Raw records —
--- BEGIN ---
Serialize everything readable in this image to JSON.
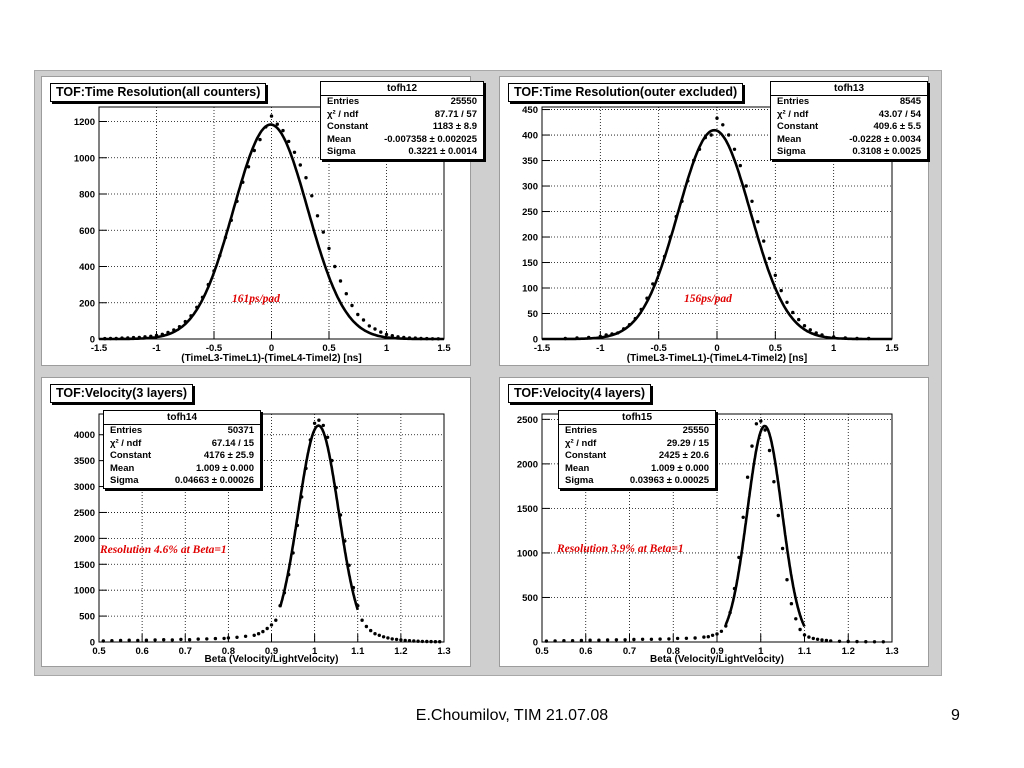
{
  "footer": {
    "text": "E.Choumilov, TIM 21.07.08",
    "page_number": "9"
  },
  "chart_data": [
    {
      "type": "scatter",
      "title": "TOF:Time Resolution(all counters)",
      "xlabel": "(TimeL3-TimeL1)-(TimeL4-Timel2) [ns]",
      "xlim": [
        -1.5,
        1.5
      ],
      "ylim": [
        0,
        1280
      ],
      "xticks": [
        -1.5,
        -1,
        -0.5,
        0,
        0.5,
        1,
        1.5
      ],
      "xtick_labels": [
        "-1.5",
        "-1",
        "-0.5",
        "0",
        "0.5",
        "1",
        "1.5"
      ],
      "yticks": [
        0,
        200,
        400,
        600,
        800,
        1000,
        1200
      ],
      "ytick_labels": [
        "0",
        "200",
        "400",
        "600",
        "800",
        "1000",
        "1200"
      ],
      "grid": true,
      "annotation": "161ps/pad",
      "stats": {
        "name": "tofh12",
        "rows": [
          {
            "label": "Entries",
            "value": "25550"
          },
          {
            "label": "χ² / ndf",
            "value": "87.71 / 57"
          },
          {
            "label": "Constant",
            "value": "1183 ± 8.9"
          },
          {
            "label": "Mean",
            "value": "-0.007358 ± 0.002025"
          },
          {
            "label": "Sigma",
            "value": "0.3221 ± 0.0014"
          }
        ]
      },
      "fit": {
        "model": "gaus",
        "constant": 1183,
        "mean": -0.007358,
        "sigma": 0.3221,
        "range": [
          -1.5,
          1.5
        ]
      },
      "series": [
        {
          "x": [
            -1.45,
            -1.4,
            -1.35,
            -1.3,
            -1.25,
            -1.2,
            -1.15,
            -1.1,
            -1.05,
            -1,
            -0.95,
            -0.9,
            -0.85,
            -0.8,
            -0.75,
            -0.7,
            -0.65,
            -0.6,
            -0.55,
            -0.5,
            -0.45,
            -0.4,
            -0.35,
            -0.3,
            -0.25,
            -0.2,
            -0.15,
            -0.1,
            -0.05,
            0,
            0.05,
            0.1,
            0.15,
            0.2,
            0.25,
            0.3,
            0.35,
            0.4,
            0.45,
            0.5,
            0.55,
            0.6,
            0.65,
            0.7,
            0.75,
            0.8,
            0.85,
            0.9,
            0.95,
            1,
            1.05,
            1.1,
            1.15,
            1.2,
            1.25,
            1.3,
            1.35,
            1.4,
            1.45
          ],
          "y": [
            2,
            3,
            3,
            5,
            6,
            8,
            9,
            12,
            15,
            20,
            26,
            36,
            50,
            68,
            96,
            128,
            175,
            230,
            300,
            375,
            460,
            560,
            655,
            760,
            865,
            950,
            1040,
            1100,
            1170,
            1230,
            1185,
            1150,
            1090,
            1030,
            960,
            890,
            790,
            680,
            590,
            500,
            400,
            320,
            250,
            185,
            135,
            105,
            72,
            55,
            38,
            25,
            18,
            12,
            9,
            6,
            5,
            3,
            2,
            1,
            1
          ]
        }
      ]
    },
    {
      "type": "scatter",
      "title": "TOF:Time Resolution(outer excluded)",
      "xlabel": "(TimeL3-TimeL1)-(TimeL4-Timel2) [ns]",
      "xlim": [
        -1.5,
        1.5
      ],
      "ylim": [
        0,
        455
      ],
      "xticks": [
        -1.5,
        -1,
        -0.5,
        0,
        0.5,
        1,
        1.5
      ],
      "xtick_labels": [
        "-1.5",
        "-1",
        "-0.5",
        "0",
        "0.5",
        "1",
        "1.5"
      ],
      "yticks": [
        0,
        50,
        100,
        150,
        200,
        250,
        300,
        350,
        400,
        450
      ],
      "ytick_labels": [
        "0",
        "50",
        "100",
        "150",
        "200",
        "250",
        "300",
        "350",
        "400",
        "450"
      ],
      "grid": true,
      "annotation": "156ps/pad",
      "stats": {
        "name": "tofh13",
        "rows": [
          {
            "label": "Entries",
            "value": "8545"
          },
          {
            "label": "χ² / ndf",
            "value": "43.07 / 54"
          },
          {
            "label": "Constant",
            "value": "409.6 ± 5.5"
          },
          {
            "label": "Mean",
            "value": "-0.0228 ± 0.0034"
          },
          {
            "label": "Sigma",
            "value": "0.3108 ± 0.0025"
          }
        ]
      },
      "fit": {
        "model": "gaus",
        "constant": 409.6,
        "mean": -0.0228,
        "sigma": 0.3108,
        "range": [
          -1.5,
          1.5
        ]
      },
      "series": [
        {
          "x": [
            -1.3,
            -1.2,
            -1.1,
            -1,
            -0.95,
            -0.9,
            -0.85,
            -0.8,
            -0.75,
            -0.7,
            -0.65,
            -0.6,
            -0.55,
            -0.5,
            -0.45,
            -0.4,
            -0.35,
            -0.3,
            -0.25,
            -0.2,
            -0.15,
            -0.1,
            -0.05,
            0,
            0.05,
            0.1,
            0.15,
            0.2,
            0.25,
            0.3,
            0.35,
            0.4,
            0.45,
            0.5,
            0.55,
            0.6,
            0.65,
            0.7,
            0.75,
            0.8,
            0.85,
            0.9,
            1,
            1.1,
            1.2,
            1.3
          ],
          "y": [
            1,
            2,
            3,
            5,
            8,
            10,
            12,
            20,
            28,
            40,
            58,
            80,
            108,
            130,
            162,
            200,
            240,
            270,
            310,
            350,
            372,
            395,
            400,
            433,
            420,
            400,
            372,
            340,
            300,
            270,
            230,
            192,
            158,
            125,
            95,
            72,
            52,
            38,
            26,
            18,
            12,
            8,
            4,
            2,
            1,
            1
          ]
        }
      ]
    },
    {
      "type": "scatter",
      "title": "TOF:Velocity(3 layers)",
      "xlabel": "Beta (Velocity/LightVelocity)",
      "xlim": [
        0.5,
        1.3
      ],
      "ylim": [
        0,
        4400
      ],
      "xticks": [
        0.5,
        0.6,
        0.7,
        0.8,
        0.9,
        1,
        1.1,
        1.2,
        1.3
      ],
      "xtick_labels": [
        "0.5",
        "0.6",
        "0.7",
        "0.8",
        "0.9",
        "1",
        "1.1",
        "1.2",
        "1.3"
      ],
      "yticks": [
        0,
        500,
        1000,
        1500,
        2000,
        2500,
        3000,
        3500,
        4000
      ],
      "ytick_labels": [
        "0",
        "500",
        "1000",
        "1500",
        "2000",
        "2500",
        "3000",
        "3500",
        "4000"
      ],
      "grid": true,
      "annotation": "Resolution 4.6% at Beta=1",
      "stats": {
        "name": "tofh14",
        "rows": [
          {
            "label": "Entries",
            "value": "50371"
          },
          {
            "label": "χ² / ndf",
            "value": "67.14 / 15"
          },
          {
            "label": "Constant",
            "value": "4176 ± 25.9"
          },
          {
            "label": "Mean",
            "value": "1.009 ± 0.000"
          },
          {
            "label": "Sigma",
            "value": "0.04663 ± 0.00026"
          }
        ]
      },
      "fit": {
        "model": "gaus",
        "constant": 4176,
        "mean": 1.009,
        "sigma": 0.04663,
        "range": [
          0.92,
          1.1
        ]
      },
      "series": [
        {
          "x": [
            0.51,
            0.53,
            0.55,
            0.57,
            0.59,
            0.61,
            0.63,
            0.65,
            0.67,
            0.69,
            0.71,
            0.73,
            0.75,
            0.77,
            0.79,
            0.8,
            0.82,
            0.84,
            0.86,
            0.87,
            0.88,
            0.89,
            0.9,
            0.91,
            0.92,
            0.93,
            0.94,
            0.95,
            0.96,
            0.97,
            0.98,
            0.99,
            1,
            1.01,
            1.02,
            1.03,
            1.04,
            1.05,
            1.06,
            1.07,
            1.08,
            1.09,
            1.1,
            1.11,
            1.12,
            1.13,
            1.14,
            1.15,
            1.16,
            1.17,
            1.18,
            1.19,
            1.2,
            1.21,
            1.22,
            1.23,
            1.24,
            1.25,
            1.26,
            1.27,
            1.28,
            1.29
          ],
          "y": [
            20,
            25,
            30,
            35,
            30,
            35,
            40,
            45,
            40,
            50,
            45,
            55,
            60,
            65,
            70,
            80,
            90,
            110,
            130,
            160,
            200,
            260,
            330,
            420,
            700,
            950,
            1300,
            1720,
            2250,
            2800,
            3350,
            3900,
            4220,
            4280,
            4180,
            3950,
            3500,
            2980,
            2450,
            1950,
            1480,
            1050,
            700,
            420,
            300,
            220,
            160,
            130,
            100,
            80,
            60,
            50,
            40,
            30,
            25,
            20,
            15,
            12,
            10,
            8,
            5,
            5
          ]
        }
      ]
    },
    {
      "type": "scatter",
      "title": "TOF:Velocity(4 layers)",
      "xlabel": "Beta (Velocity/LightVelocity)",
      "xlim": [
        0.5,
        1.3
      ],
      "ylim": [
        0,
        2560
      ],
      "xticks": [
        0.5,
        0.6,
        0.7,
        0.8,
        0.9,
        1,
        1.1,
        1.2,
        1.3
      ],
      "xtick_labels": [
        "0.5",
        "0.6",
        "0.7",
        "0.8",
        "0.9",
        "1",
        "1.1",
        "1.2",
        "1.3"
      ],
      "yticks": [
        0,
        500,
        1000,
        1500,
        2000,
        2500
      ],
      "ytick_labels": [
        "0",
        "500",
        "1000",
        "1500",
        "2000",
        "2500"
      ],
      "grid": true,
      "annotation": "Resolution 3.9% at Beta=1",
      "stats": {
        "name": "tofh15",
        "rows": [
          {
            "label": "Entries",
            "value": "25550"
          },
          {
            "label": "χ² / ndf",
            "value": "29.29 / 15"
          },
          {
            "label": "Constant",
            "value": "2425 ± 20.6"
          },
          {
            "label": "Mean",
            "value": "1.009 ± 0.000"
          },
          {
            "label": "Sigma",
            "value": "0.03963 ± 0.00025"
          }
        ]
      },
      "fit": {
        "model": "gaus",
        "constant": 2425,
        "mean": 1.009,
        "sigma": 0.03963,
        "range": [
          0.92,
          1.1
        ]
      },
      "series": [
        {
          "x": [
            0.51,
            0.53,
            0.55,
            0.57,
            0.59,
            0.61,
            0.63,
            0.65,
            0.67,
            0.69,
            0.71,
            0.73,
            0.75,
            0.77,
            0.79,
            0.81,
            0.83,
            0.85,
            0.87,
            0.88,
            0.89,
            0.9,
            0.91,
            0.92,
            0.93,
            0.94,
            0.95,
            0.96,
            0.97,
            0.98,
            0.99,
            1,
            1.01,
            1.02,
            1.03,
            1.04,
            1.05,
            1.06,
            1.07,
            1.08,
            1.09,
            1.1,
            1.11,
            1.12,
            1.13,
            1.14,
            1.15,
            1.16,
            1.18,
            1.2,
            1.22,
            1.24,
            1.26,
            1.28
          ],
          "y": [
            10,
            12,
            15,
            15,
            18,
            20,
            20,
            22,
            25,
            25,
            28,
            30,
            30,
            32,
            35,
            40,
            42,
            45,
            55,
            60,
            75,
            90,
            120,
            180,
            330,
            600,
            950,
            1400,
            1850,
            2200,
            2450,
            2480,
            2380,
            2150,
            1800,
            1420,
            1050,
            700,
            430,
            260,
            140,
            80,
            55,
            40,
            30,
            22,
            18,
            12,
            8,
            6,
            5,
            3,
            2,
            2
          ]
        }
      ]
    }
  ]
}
--- END ---
--- BEGIN ---
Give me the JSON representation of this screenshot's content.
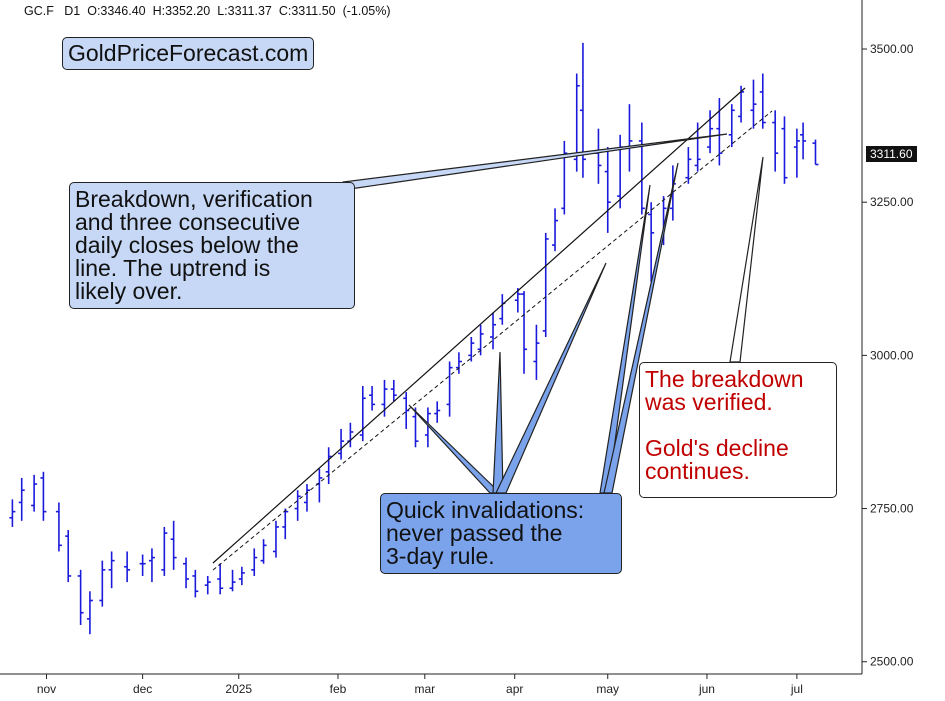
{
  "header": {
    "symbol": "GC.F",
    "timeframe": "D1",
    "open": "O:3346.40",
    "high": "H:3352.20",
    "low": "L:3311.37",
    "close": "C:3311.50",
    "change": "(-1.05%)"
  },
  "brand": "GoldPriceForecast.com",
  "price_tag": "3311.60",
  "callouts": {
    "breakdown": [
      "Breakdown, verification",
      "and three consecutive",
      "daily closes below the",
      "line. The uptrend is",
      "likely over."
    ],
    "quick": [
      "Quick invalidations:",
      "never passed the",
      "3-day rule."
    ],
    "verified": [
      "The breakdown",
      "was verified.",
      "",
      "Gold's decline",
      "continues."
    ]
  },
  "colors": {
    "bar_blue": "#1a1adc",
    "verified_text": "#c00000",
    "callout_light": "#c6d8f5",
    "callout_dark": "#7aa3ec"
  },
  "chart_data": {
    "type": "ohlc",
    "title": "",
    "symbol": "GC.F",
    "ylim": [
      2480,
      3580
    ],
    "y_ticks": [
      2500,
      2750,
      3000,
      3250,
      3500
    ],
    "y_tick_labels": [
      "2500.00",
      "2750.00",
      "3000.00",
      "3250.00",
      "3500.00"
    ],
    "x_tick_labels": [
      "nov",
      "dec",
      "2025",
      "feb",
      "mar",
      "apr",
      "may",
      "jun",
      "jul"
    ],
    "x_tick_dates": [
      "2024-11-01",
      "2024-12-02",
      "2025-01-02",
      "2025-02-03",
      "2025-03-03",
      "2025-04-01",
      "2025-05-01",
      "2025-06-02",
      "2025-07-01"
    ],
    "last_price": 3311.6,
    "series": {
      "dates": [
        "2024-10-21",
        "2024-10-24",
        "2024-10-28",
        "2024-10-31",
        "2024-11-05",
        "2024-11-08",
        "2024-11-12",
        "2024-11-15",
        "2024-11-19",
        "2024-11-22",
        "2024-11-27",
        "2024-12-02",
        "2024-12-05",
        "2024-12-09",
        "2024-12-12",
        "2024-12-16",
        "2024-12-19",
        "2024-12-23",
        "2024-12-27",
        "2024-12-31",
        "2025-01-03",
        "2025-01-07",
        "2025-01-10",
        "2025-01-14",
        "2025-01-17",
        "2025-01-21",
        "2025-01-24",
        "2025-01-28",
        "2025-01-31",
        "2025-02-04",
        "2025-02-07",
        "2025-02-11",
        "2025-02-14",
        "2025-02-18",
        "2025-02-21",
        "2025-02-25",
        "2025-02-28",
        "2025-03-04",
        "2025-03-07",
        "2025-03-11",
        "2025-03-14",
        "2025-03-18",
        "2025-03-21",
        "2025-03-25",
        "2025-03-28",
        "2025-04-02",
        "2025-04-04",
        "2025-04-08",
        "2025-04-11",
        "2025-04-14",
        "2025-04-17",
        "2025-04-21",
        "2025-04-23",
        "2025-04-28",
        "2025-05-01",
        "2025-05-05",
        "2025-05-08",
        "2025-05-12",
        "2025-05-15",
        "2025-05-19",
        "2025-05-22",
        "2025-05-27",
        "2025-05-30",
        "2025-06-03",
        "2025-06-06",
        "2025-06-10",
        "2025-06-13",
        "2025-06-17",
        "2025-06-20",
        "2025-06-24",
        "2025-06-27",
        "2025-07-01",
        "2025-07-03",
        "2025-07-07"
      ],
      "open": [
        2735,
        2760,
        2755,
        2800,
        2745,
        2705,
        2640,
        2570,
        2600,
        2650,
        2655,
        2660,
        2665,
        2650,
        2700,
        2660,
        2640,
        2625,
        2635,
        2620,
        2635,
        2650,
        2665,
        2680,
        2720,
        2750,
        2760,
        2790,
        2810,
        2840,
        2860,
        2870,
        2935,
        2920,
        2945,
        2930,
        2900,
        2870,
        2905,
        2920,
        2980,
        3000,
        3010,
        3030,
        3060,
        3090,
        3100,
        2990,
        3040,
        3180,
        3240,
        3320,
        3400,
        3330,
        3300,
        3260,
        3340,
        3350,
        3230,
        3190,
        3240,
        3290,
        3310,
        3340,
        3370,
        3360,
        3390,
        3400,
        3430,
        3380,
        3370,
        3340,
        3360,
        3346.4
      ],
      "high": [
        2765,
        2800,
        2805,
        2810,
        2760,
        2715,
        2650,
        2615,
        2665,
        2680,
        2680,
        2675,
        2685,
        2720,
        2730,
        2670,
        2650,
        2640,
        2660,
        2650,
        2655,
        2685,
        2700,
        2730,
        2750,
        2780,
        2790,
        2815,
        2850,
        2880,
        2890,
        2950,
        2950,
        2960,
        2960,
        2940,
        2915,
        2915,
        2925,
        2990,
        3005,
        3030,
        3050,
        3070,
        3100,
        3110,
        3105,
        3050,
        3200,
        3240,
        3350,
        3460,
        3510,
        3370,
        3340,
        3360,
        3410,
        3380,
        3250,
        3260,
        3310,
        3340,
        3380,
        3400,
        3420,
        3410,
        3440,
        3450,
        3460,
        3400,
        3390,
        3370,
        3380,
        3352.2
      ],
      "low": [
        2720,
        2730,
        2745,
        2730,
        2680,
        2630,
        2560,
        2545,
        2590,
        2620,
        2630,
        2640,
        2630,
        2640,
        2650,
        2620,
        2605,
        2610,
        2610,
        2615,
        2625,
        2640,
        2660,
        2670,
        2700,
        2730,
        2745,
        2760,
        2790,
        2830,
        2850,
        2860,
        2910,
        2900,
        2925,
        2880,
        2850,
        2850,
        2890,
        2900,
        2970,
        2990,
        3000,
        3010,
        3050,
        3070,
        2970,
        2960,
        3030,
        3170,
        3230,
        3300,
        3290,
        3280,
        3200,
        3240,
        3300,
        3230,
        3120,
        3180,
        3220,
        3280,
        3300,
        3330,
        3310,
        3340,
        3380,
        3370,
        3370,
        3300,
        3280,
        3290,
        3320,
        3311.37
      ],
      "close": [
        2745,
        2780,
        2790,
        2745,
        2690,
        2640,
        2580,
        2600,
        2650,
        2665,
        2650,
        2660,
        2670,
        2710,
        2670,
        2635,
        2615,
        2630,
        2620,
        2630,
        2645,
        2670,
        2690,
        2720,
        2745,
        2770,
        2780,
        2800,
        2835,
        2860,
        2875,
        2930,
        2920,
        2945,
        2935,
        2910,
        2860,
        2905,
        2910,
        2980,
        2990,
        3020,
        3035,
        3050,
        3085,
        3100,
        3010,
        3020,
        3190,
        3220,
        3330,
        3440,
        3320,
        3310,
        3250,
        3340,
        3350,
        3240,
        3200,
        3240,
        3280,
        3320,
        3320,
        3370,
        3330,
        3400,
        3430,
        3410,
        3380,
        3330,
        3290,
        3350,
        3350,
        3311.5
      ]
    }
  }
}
--- END ---
Given exercise —
Check each line of the records for the word "Velocity", and show the lines that contain it.

Response to this exercise —
      "title": "TOF:Velocity(3 layers)",
      "xlabel": "Beta (Velocity/LightVelocity)",
      "title": "TOF:Velocity(4 layers)",
      "xlabel": "Beta (Velocity/LightVelocity)",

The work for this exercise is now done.